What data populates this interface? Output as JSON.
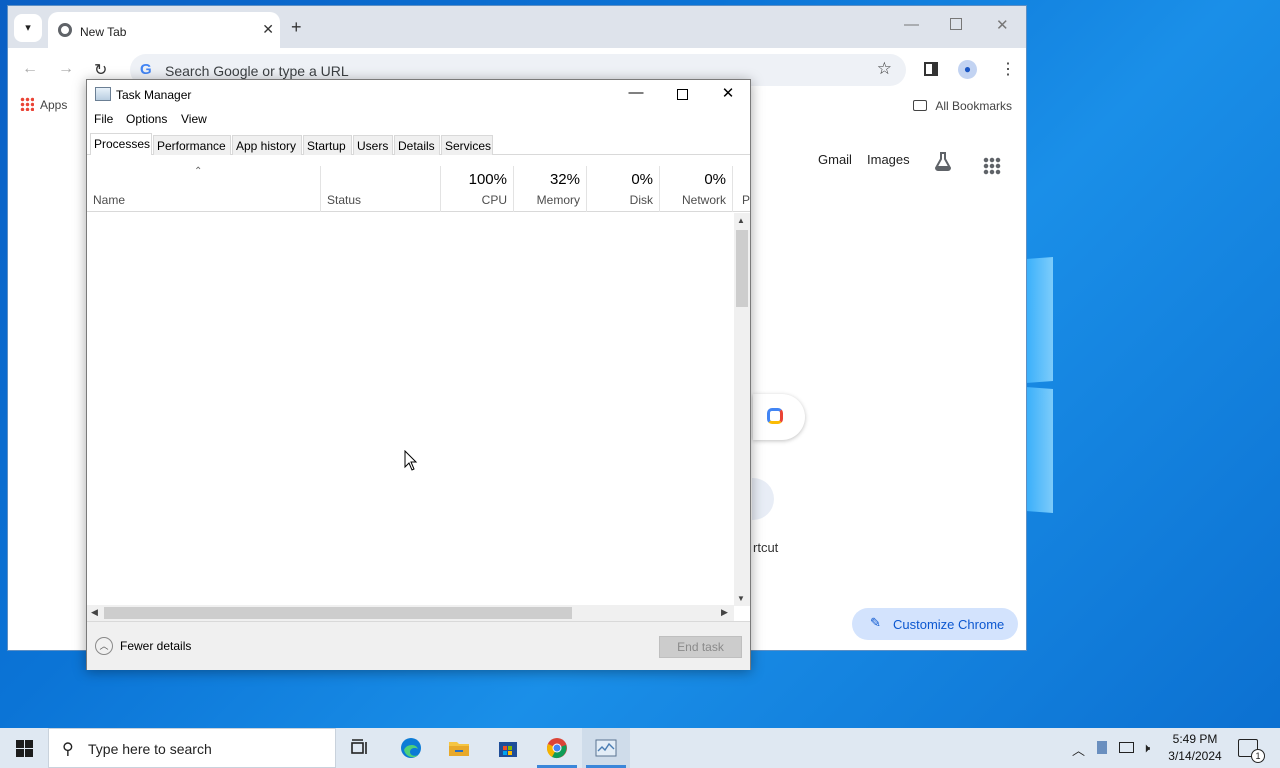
{
  "chrome": {
    "tab_title": "New Tab",
    "omnibox_placeholder": "Search Google or type a URL",
    "bookmarks": {
      "apps_label": "Apps",
      "all_bookmarks_label": "All Bookmarks"
    },
    "ntp": {
      "gmail": "Gmail",
      "images": "Images",
      "shortcut_label_fragment": "rtcut",
      "customize_label": "Customize Chrome"
    }
  },
  "task_manager": {
    "title": "Task Manager",
    "menu": [
      "File",
      "Options",
      "View"
    ],
    "tabs": [
      "Processes",
      "Performance",
      "App history",
      "Startup",
      "Users",
      "Details",
      "Services"
    ],
    "active_tab": "Processes",
    "columns": {
      "name": "Name",
      "status": "Status",
      "cpu": {
        "percent": "100%",
        "label": "CPU"
      },
      "memory": {
        "percent": "32%",
        "label": "Memory"
      },
      "disk": {
        "percent": "0%",
        "label": "Disk"
      },
      "network": {
        "percent": "0%",
        "label": "Network"
      },
      "truncated": "P"
    },
    "fewer_details": "Fewer details",
    "end_task": "End task"
  },
  "taskbar": {
    "search_placeholder": "Type here to search",
    "time": "5:49 PM",
    "date": "3/14/2024",
    "notification_count": "1"
  }
}
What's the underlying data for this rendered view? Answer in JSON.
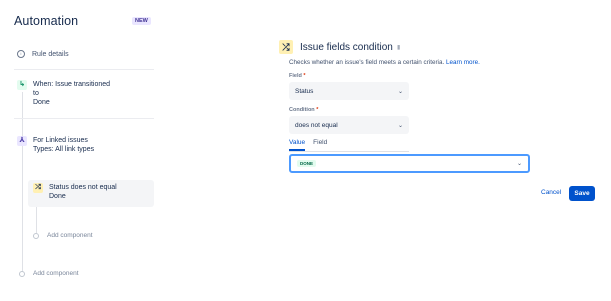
{
  "sidebar": {
    "title": "Automation",
    "badge": "NEW",
    "rule_details": "Rule details",
    "trigger": {
      "line1": "When: Issue transitioned",
      "line2": "to",
      "line3": "Done"
    },
    "branch": {
      "line1": "For Linked issues",
      "line2": "Types: All link types"
    },
    "condition": {
      "line1": "Status does not equal",
      "line2": "Done"
    },
    "add_component_inner": "Add component",
    "add_component_outer": "Add component"
  },
  "panel": {
    "title": "Issue fields condition",
    "description": "Checks whether an issue's field meets a certain criteria.",
    "learn_more": "Learn more.",
    "field_label": "Field",
    "field_value": "Status",
    "condition_label": "Condition",
    "condition_value": "does not equal",
    "required_mark": "*",
    "tabs": [
      "Value",
      "Field"
    ],
    "value_selected": "DONE",
    "cancel_label": "Cancel",
    "save_label": "Save"
  },
  "colors": {
    "primary": "#0052cc",
    "trigger_icon": "#e3fcef",
    "branch_icon": "#eae6ff",
    "condition_icon": "#fff0b3"
  },
  "icons": {
    "info": "info-icon",
    "trigger": "transition-icon",
    "branch": "branch-icon",
    "condition": "shuffle-icon",
    "trash": "trash-icon",
    "chevron": "chevron-down-icon"
  }
}
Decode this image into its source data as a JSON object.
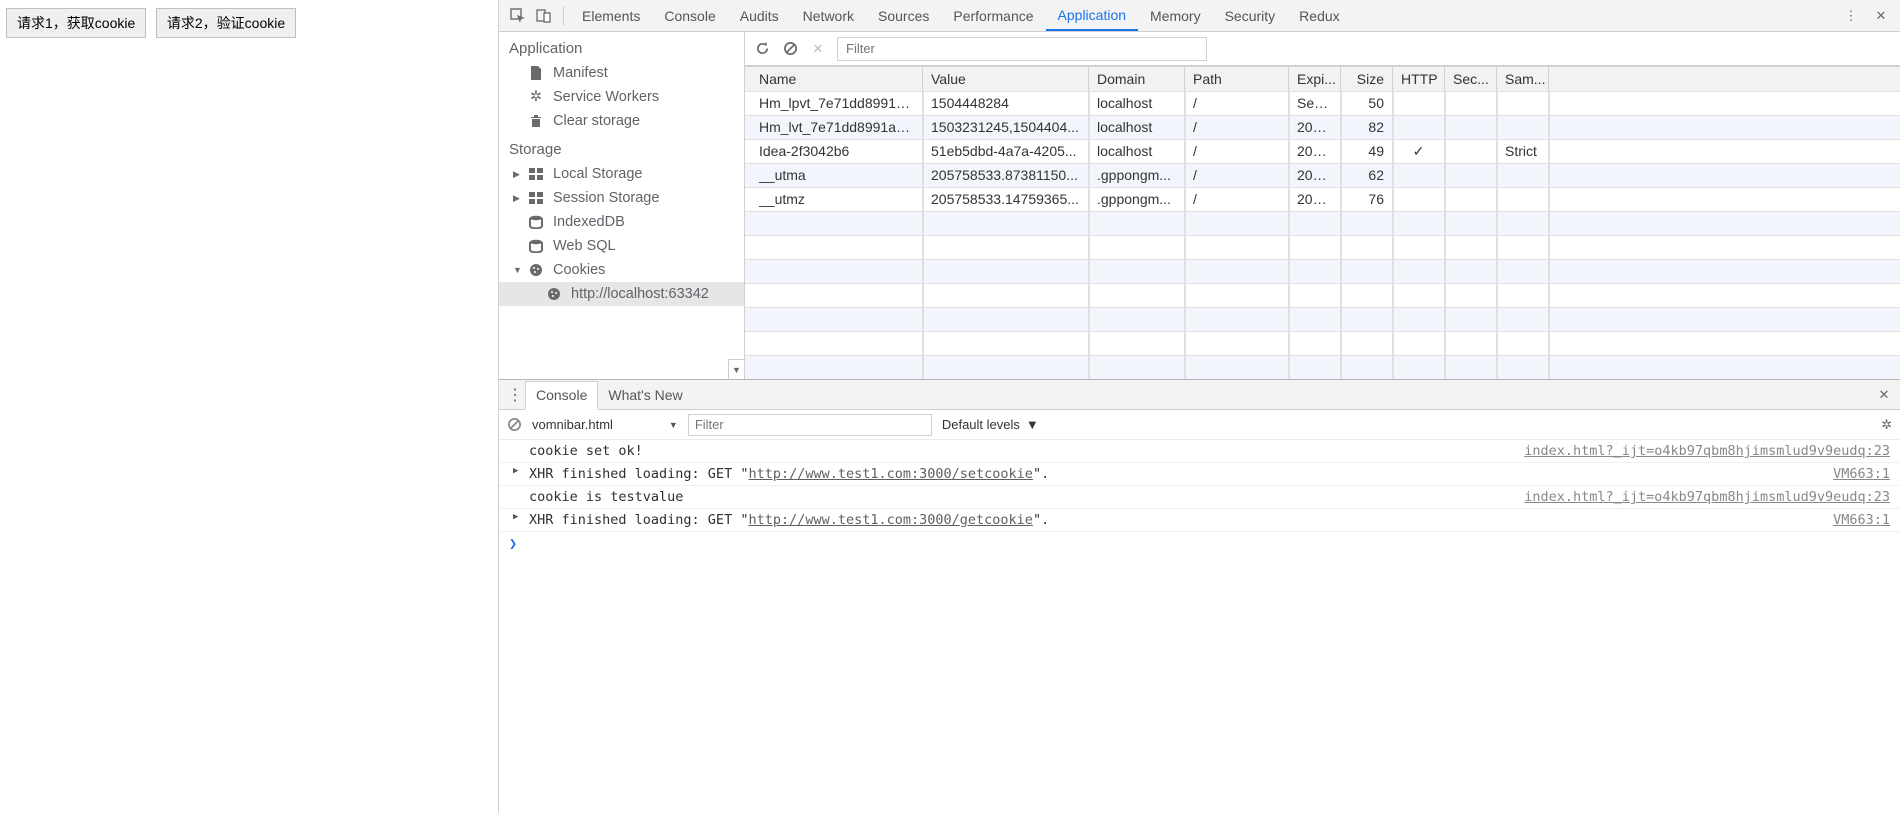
{
  "buttons": {
    "req1": "请求1，获取cookie",
    "req2": "请求2，验证cookie"
  },
  "tabs": [
    "Elements",
    "Console",
    "Audits",
    "Network",
    "Sources",
    "Performance",
    "Application",
    "Memory",
    "Security",
    "Redux"
  ],
  "activeTab": "Application",
  "sidebar": {
    "app_hdr": "Application",
    "app_items": [
      "Manifest",
      "Service Workers",
      "Clear storage"
    ],
    "storage_hdr": "Storage",
    "storage_items": [
      "Local Storage",
      "Session Storage",
      "IndexedDB",
      "Web SQL",
      "Cookies"
    ],
    "cookie_origin": "http://localhost:63342"
  },
  "toolbar": {
    "filter_ph": "Filter"
  },
  "grid": {
    "headers": [
      "Name",
      "Value",
      "Domain",
      "Path",
      "Expi...",
      "Size",
      "HTTP",
      "Sec...",
      "Sam..."
    ],
    "rows": [
      {
        "name": "Hm_lpvt_7e71dd8991a...",
        "value": "1504448284",
        "domain": "localhost",
        "path": "/",
        "exp": "Sess...",
        "size": "50",
        "http": "",
        "sec": "",
        "same": ""
      },
      {
        "name": "Hm_lvt_7e71dd8991a7...",
        "value": "1503231245,1504404...",
        "domain": "localhost",
        "path": "/",
        "exp": "201...",
        "size": "82",
        "http": "",
        "sec": "",
        "same": ""
      },
      {
        "name": "Idea-2f3042b6",
        "value": "51eb5dbd-4a7a-4205...",
        "domain": "localhost",
        "path": "/",
        "exp": "202...",
        "size": "49",
        "http": "✓",
        "sec": "",
        "same": "Strict"
      },
      {
        "name": "__utma",
        "value": "205758533.87381150...",
        "domain": ".gppongm...",
        "path": "/",
        "exp": "201...",
        "size": "62",
        "http": "",
        "sec": "",
        "same": ""
      },
      {
        "name": "__utmz",
        "value": "205758533.14759365...",
        "domain": ".gppongm...",
        "path": "/",
        "exp": "201...",
        "size": "76",
        "http": "",
        "sec": "",
        "same": ""
      }
    ]
  },
  "drawer": {
    "tabs": [
      "Console",
      "What's New"
    ],
    "activeTab": "Console",
    "context": "vomnibar.html",
    "filter_ph": "Filter",
    "levels": "Default levels",
    "lines": [
      {
        "type": "log",
        "text": "cookie set ok!",
        "loc": "index.html?_ijt=o4kb97qbm8hjimsmlud9v9eudq:23"
      },
      {
        "type": "xhr",
        "prefix": "XHR finished loading: GET \"",
        "url": "http://www.test1.com:3000/setcookie",
        "suffix": "\".",
        "loc": "VM663:1"
      },
      {
        "type": "log",
        "text": "cookie is testvalue",
        "loc": "index.html?_ijt=o4kb97qbm8hjimsmlud9v9eudq:23"
      },
      {
        "type": "xhr",
        "prefix": "XHR finished loading: GET \"",
        "url": "http://www.test1.com:3000/getcookie",
        "suffix": "\".",
        "loc": "VM663:1"
      }
    ]
  }
}
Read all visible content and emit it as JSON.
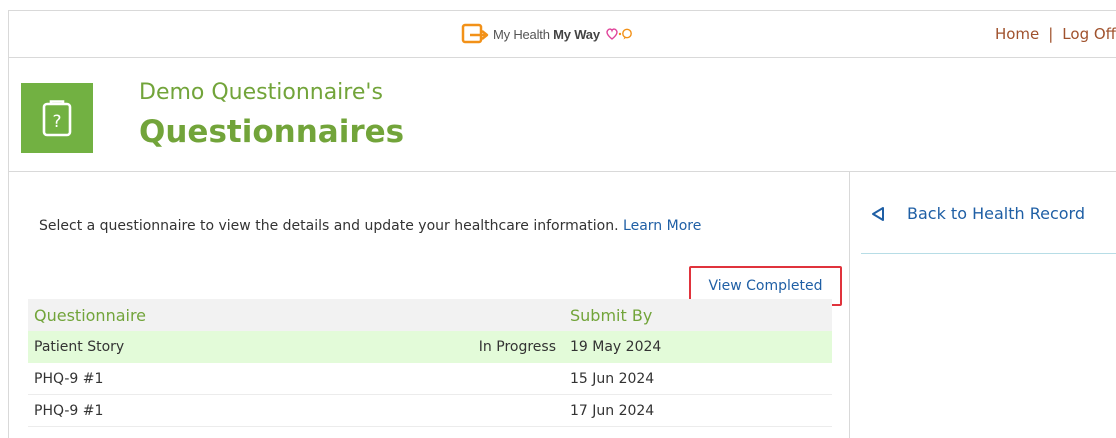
{
  "topbar": {
    "logo_text_regular": "My Health ",
    "logo_text_bold": "My Way",
    "nav": {
      "home": "Home",
      "separator": "|",
      "logoff": "Log Off"
    }
  },
  "header": {
    "icon": "clipboard-question-icon",
    "subtitle": "Demo Questionnaire's",
    "title": "Questionnaires"
  },
  "main": {
    "intro_text": "Select a questionnaire to view the details and update your healthcare information. ",
    "learn_more": "Learn More",
    "view_completed": "View Completed",
    "table": {
      "headers": {
        "questionnaire": "Questionnaire",
        "status": "",
        "submit_by": "Submit By"
      },
      "rows": [
        {
          "name": "Patient Story",
          "status": "In Progress",
          "date": "19 May 2024"
        },
        {
          "name": "PHQ-9 #1",
          "status": "",
          "date": "15 Jun 2024"
        },
        {
          "name": "PHQ-9 #1",
          "status": "",
          "date": "17 Jun 2024"
        }
      ]
    }
  },
  "sidebar": {
    "back_link": "Back to Health Record",
    "back_icon": "triangle-left-outline-icon"
  },
  "colors": {
    "brand_green": "#72a43a",
    "icon_green": "#72b142",
    "link_blue": "#1f5fa5",
    "nav_brown": "#a0522d",
    "highlight_red": "#e0333c",
    "active_row": "#e3fbd9"
  }
}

◆ JOB ◆
Skip the images and write out the rest of the listing exactly.

◆ SOLUTION ◆
What data populates this interface? Output as JSON.
{
  "chrome": {
    "tab_title": "New Tab",
    "omnibox_placeholder": "Search Google or type a URL",
    "bookmarks": {
      "apps_label": "Apps",
      "all_bookmarks_label": "All Bookmarks"
    },
    "ntp": {
      "gmail": "Gmail",
      "images": "Images",
      "shortcut_label_fragment": "rtcut",
      "customize_label": "Customize Chrome"
    }
  },
  "task_manager": {
    "title": "Task Manager",
    "menu": [
      "File",
      "Options",
      "View"
    ],
    "tabs": [
      "Processes",
      "Performance",
      "App history",
      "Startup",
      "Users",
      "Details",
      "Services"
    ],
    "active_tab": "Processes",
    "columns": {
      "name": "Name",
      "status": "Status",
      "cpu": {
        "percent": "100%",
        "label": "CPU"
      },
      "memory": {
        "percent": "32%",
        "label": "Memory"
      },
      "disk": {
        "percent": "0%",
        "label": "Disk"
      },
      "network": {
        "percent": "0%",
        "label": "Network"
      },
      "truncated": "P"
    },
    "fewer_details": "Fewer details",
    "end_task": "End task"
  },
  "taskbar": {
    "search_placeholder": "Type here to search",
    "time": "5:49 PM",
    "date": "3/14/2024",
    "notification_count": "1"
  }
}
What's the underlying data for this rendered view? Answer in JSON.
{
  "sidebar": {
    "title": "Automation",
    "badge": "NEW",
    "rule_details": "Rule details",
    "trigger": {
      "line1": "When: Issue transitioned",
      "line2": "to",
      "line3": "Done"
    },
    "branch": {
      "line1": "For Linked issues",
      "line2": "Types: All link types"
    },
    "condition": {
      "line1": "Status does not equal",
      "line2": "Done"
    },
    "add_component_inner": "Add component",
    "add_component_outer": "Add component"
  },
  "panel": {
    "title": "Issue fields condition",
    "description": "Checks whether an issue's field meets a certain criteria.",
    "learn_more": "Learn more.",
    "field_label": "Field",
    "field_value": "Status",
    "condition_label": "Condition",
    "condition_value": "does not equal",
    "required_mark": "*",
    "tabs": [
      "Value",
      "Field"
    ],
    "value_selected": "DONE",
    "cancel_label": "Cancel",
    "save_label": "Save"
  },
  "colors": {
    "primary": "#0052cc",
    "trigger_icon": "#e3fcef",
    "branch_icon": "#eae6ff",
    "condition_icon": "#fff0b3"
  },
  "icons": {
    "info": "info-icon",
    "trigger": "transition-icon",
    "branch": "branch-icon",
    "condition": "shuffle-icon",
    "trash": "trash-icon",
    "chevron": "chevron-down-icon"
  }
}
Decode this image into its source data as a JSON object.
{
  "buttons": {
    "req1": "请求1，获取cookie",
    "req2": "请求2，验证cookie"
  },
  "tabs": [
    "Elements",
    "Console",
    "Audits",
    "Network",
    "Sources",
    "Performance",
    "Application",
    "Memory",
    "Security",
    "Redux"
  ],
  "activeTab": "Application",
  "sidebar": {
    "app_hdr": "Application",
    "app_items": [
      "Manifest",
      "Service Workers",
      "Clear storage"
    ],
    "storage_hdr": "Storage",
    "storage_items": [
      "Local Storage",
      "Session Storage",
      "IndexedDB",
      "Web SQL",
      "Cookies"
    ],
    "cookie_origin": "http://localhost:63342"
  },
  "toolbar": {
    "filter_ph": "Filter"
  },
  "grid": {
    "headers": [
      "Name",
      "Value",
      "Domain",
      "Path",
      "Expi...",
      "Size",
      "HTTP",
      "Sec...",
      "Sam..."
    ],
    "rows": [
      {
        "name": "Hm_lpvt_7e71dd8991a...",
        "value": "1504448284",
        "domain": "localhost",
        "path": "/",
        "exp": "Sess...",
        "size": "50",
        "http": "",
        "sec": "",
        "same": ""
      },
      {
        "name": "Hm_lvt_7e71dd8991a7...",
        "value": "1503231245,1504404...",
        "domain": "localhost",
        "path": "/",
        "exp": "201...",
        "size": "82",
        "http": "",
        "sec": "",
        "same": ""
      },
      {
        "name": "Idea-2f3042b6",
        "value": "51eb5dbd-4a7a-4205...",
        "domain": "localhost",
        "path": "/",
        "exp": "202...",
        "size": "49",
        "http": "✓",
        "sec": "",
        "same": "Strict"
      },
      {
        "name": "__utma",
        "value": "205758533.87381150...",
        "domain": ".gppongm...",
        "path": "/",
        "exp": "201...",
        "size": "62",
        "http": "",
        "sec": "",
        "same": ""
      },
      {
        "name": "__utmz",
        "value": "205758533.14759365...",
        "domain": ".gppongm...",
        "path": "/",
        "exp": "201...",
        "size": "76",
        "http": "",
        "sec": "",
        "same": ""
      }
    ]
  },
  "drawer": {
    "tabs": [
      "Console",
      "What's New"
    ],
    "activeTab": "Console",
    "context": "vomnibar.html",
    "filter_ph": "Filter",
    "levels": "Default levels",
    "lines": [
      {
        "type": "log",
        "text": "cookie set ok!",
        "loc": "index.html?_ijt=o4kb97qbm8hjimsmlud9v9eudq:23"
      },
      {
        "type": "xhr",
        "prefix": "XHR finished loading: GET \"",
        "url": "http://www.test1.com:3000/setcookie",
        "suffix": "\".",
        "loc": "VM663:1"
      },
      {
        "type": "log",
        "text": "cookie is testvalue",
        "loc": "index.html?_ijt=o4kb97qbm8hjimsmlud9v9eudq:23"
      },
      {
        "type": "xhr",
        "prefix": "XHR finished loading: GET \"",
        "url": "http://www.test1.com:3000/getcookie",
        "suffix": "\".",
        "loc": "VM663:1"
      }
    ]
  }
}
Read all visible content and emit it as JSON.
{
  "topbar": {
    "logo_text_regular": "My Health ",
    "logo_text_bold": "My Way",
    "nav": {
      "home": "Home",
      "separator": "|",
      "logoff": "Log Off"
    }
  },
  "header": {
    "icon": "clipboard-question-icon",
    "subtitle": "Demo Questionnaire's",
    "title": "Questionnaires"
  },
  "main": {
    "intro_text": "Select a questionnaire to view the details and update your healthcare information. ",
    "learn_more": "Learn More",
    "view_completed": "View Completed",
    "table": {
      "headers": {
        "questionnaire": "Questionnaire",
        "status": "",
        "submit_by": "Submit By"
      },
      "rows": [
        {
          "name": "Patient Story",
          "status": "In Progress",
          "date": "19 May 2024"
        },
        {
          "name": "PHQ-9 #1",
          "status": "",
          "date": "15 Jun 2024"
        },
        {
          "name": "PHQ-9 #1",
          "status": "",
          "date": "17 Jun 2024"
        }
      ]
    }
  },
  "sidebar": {
    "back_link": "Back to Health Record",
    "back_icon": "triangle-left-outline-icon"
  },
  "colors": {
    "brand_green": "#72a43a",
    "icon_green": "#72b142",
    "link_blue": "#1f5fa5",
    "nav_brown": "#a0522d",
    "highlight_red": "#e0333c",
    "active_row": "#e3fbd9"
  }
}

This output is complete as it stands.